**BRIEF**
Restate all of the entries exactly, dropping any pictures they hold.

**ENTRIES SUPPLIED**
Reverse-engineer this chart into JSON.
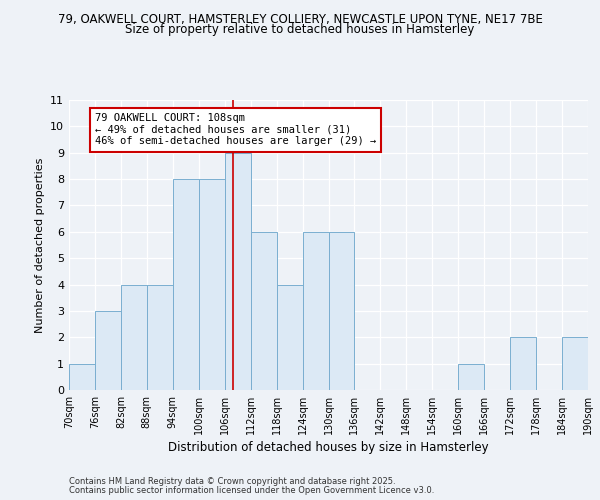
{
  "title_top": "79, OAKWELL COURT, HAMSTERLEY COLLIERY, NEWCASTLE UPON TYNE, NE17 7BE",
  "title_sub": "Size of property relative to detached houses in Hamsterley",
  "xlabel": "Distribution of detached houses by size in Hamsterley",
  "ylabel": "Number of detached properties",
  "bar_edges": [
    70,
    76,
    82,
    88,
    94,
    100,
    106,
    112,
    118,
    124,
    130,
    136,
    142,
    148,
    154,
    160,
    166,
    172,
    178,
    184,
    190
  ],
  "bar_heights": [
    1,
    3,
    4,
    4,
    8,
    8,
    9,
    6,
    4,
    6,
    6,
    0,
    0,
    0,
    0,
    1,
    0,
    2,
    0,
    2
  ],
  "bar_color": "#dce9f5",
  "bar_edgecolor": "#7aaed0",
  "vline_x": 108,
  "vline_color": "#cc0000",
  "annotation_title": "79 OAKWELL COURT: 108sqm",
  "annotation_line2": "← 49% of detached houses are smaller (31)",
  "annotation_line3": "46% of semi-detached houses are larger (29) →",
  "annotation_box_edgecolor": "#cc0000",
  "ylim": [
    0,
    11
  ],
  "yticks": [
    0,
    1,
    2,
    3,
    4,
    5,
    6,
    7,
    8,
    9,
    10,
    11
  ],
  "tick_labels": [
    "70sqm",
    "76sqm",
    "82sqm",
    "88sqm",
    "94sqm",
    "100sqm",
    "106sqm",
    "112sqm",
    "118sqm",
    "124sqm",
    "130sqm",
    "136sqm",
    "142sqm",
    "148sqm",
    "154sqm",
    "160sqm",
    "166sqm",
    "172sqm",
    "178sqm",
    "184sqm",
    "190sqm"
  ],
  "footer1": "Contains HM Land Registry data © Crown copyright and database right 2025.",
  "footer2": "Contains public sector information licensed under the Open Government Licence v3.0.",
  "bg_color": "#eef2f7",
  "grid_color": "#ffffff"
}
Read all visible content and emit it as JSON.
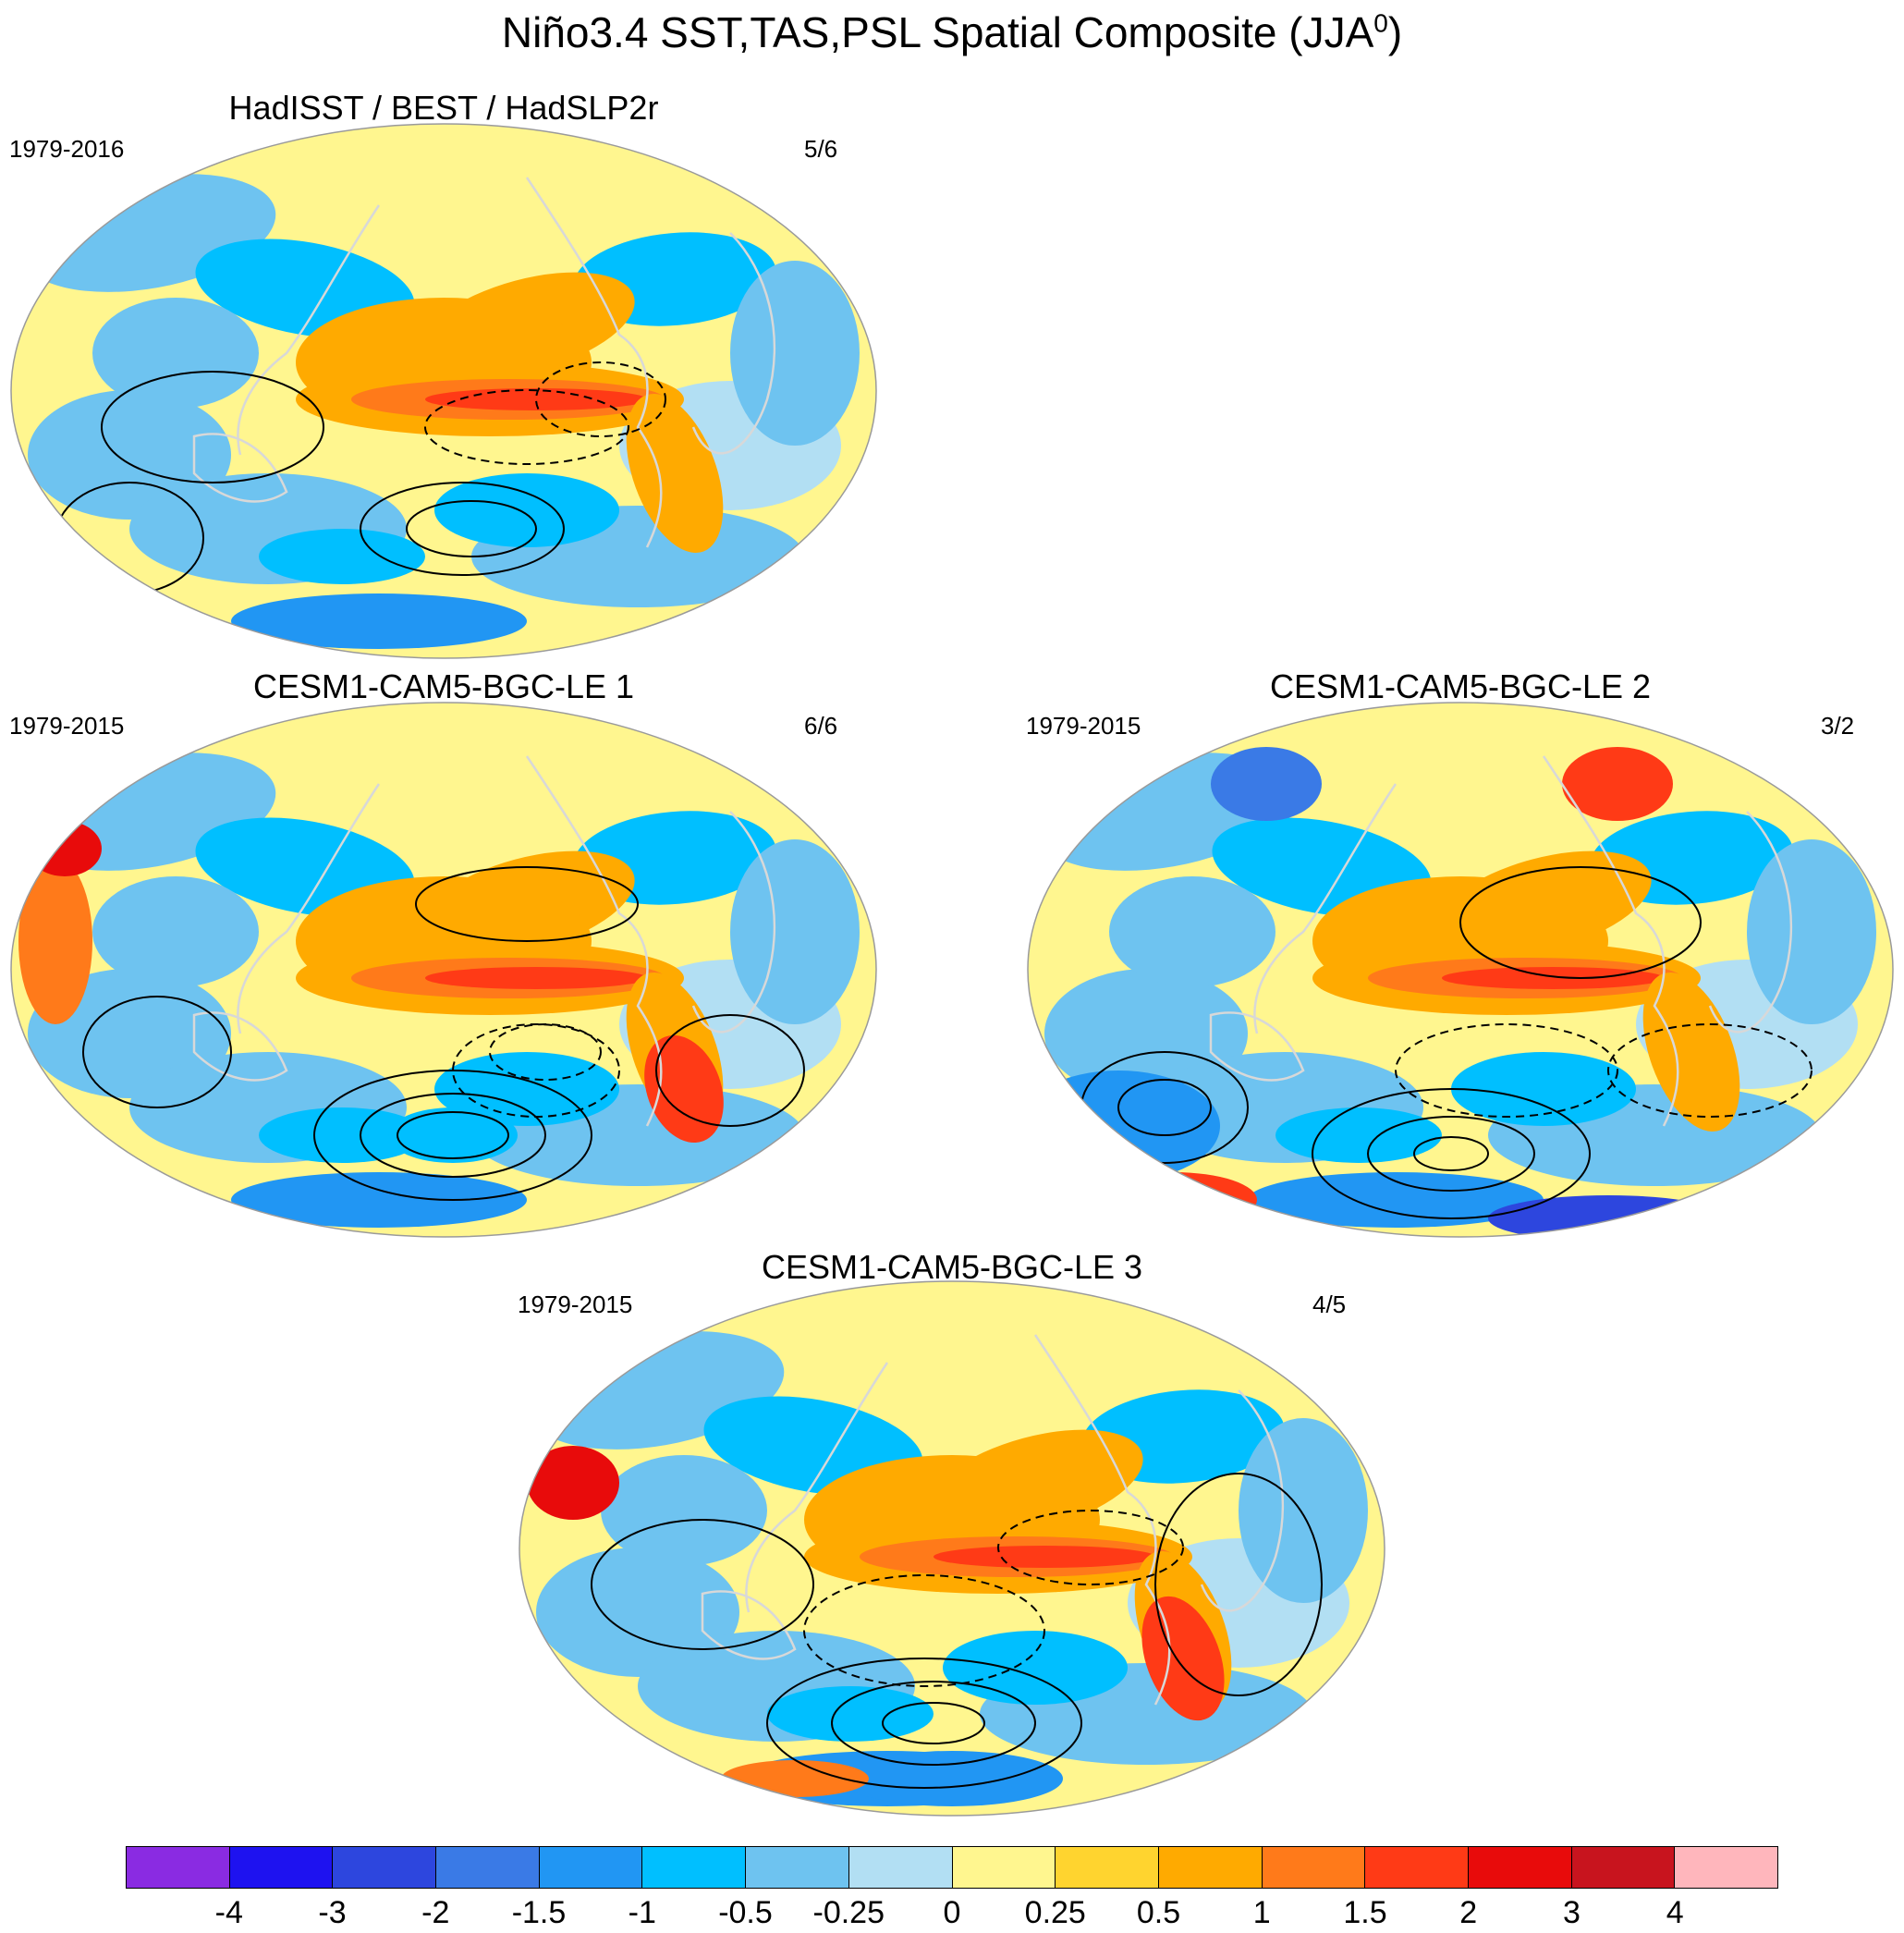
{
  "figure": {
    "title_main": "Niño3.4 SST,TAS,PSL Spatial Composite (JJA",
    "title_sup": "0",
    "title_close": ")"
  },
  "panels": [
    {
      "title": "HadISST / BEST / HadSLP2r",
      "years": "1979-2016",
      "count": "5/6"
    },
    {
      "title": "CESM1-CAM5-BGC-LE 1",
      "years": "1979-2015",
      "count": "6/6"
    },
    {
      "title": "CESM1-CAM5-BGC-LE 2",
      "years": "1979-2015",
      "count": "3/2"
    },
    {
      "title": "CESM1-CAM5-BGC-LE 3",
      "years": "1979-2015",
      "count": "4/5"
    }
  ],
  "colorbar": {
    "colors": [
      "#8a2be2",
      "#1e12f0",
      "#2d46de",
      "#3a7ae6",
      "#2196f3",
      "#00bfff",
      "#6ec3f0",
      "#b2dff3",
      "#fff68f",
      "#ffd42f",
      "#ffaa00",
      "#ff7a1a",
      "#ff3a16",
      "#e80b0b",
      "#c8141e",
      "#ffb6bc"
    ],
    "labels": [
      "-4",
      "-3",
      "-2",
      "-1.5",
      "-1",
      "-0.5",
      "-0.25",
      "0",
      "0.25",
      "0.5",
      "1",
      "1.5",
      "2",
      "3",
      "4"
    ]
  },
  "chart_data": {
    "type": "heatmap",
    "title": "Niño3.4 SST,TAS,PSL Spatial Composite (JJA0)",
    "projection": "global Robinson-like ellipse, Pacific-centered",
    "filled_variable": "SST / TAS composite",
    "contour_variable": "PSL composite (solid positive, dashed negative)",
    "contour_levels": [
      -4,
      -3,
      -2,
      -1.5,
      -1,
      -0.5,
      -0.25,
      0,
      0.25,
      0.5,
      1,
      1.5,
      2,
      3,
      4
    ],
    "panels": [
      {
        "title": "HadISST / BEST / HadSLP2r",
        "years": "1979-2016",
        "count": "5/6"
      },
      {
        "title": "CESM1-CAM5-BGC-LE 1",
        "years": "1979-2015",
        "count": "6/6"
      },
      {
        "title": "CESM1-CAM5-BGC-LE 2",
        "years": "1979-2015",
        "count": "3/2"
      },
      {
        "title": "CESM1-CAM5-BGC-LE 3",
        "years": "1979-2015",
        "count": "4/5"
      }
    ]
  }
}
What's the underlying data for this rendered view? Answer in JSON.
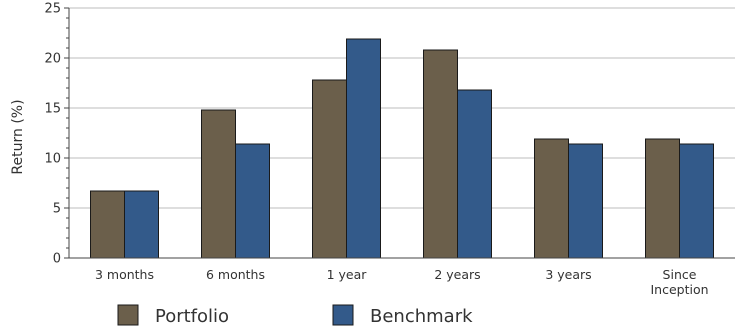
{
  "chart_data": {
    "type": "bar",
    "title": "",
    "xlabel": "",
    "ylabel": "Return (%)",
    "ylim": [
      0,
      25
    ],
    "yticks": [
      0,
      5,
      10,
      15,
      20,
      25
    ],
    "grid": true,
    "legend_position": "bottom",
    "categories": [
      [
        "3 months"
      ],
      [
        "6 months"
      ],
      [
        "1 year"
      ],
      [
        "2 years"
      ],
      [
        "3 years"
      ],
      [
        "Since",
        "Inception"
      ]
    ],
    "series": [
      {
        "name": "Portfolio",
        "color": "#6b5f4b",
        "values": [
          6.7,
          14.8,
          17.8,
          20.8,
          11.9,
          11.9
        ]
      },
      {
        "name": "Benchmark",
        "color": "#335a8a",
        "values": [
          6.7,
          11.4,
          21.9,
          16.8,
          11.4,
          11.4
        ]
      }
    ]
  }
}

**EXERCISE OUTPUT**
Reverse-engineer this chart into JSON.
{
  "title_top": "79, OAKWELL COURT, HAMSTERLEY COLLIERY, NEWCASTLE UPON TYNE, NE17 7BE",
  "title_sub": "Size of property relative to detached houses in Hamsterley",
  "xlabel": "Distribution of detached houses by size in Hamsterley",
  "ylabel": "Number of detached properties",
  "bar_edges": [
    70,
    76,
    82,
    88,
    94,
    100,
    106,
    112,
    118,
    124,
    130,
    136,
    142,
    148,
    154,
    160,
    166,
    172,
    178,
    184,
    190
  ],
  "bar_heights": [
    1,
    3,
    4,
    4,
    8,
    8,
    9,
    6,
    4,
    6,
    6,
    0,
    0,
    0,
    0,
    1,
    0,
    2,
    0,
    2
  ],
  "bar_color": "#dce9f5",
  "bar_edgecolor": "#7aaed0",
  "vline_x": 108,
  "vline_color": "#cc0000",
  "annotation_title": "79 OAKWELL COURT: 108sqm",
  "annotation_line2": "← 49% of detached houses are smaller (31)",
  "annotation_line3": "46% of semi-detached houses are larger (29) →",
  "annotation_box_edgecolor": "#cc0000",
  "ylim": [
    0,
    11
  ],
  "yticks": [
    0,
    1,
    2,
    3,
    4,
    5,
    6,
    7,
    8,
    9,
    10,
    11
  ],
  "tick_labels": [
    "70sqm",
    "76sqm",
    "82sqm",
    "88sqm",
    "94sqm",
    "100sqm",
    "106sqm",
    "112sqm",
    "118sqm",
    "124sqm",
    "130sqm",
    "136sqm",
    "142sqm",
    "148sqm",
    "154sqm",
    "160sqm",
    "166sqm",
    "172sqm",
    "178sqm",
    "184sqm",
    "190sqm"
  ],
  "footer1": "Contains HM Land Registry data © Crown copyright and database right 2025.",
  "footer2": "Contains public sector information licensed under the Open Government Licence v3.0.",
  "bg_color": "#eef2f7",
  "grid_color": "#ffffff"
}
Read all visible content and emit it as JSON.
{
  "figure": {
    "title_main": "Niño3.4 SST,TAS,PSL Spatial Composite (JJA",
    "title_sup": "0",
    "title_close": ")"
  },
  "panels": [
    {
      "title": "HadISST / BEST / HadSLP2r",
      "years": "1979-2016",
      "count": "5/6"
    },
    {
      "title": "CESM1-CAM5-BGC-LE 1",
      "years": "1979-2015",
      "count": "6/6"
    },
    {
      "title": "CESM1-CAM5-BGC-LE 2",
      "years": "1979-2015",
      "count": "3/2"
    },
    {
      "title": "CESM1-CAM5-BGC-LE 3",
      "years": "1979-2015",
      "count": "4/5"
    }
  ],
  "colorbar": {
    "colors": [
      "#8a2be2",
      "#1e12f0",
      "#2d46de",
      "#3a7ae6",
      "#2196f3",
      "#00bfff",
      "#6ec3f0",
      "#b2dff3",
      "#fff68f",
      "#ffd42f",
      "#ffaa00",
      "#ff7a1a",
      "#ff3a16",
      "#e80b0b",
      "#c8141e",
      "#ffb6bc"
    ],
    "labels": [
      "-4",
      "-3",
      "-2",
      "-1.5",
      "-1",
      "-0.5",
      "-0.25",
      "0",
      "0.25",
      "0.5",
      "1",
      "1.5",
      "2",
      "3",
      "4"
    ]
  },
  "chart_data": {
    "type": "heatmap",
    "title": "Niño3.4 SST,TAS,PSL Spatial Composite (JJA0)",
    "projection": "global Robinson-like ellipse, Pacific-centered",
    "filled_variable": "SST / TAS composite",
    "contour_variable": "PSL composite (solid positive, dashed negative)",
    "contour_levels": [
      -4,
      -3,
      -2,
      -1.5,
      -1,
      -0.5,
      -0.25,
      0,
      0.25,
      0.5,
      1,
      1.5,
      2,
      3,
      4
    ],
    "panels": [
      {
        "title": "HadISST / BEST / HadSLP2r",
        "years": "1979-2016",
        "count": "5/6"
      },
      {
        "title": "CESM1-CAM5-BGC-LE 1",
        "years": "1979-2015",
        "count": "6/6"
      },
      {
        "title": "CESM1-CAM5-BGC-LE 2",
        "years": "1979-2015",
        "count": "3/2"
      },
      {
        "title": "CESM1-CAM5-BGC-LE 3",
        "years": "1979-2015",
        "count": "4/5"
      }
    ]
  }
}
What's the underlying data for this rendered view? Answer in JSON.
{
  "chart_data": {
    "type": "bar",
    "title": "",
    "xlabel": "",
    "ylabel": "Return (%)",
    "ylim": [
      0,
      25
    ],
    "yticks": [
      0,
      5,
      10,
      15,
      20,
      25
    ],
    "grid": true,
    "legend_position": "bottom",
    "categories": [
      [
        "3 months"
      ],
      [
        "6 months"
      ],
      [
        "1 year"
      ],
      [
        "2 years"
      ],
      [
        "3 years"
      ],
      [
        "Since",
        "Inception"
      ]
    ],
    "series": [
      {
        "name": "Portfolio",
        "color": "#6b5f4b",
        "values": [
          6.7,
          14.8,
          17.8,
          20.8,
          11.9,
          11.9
        ]
      },
      {
        "name": "Benchmark",
        "color": "#335a8a",
        "values": [
          6.7,
          11.4,
          21.9,
          16.8,
          11.4,
          11.4
        ]
      }
    ]
  }
}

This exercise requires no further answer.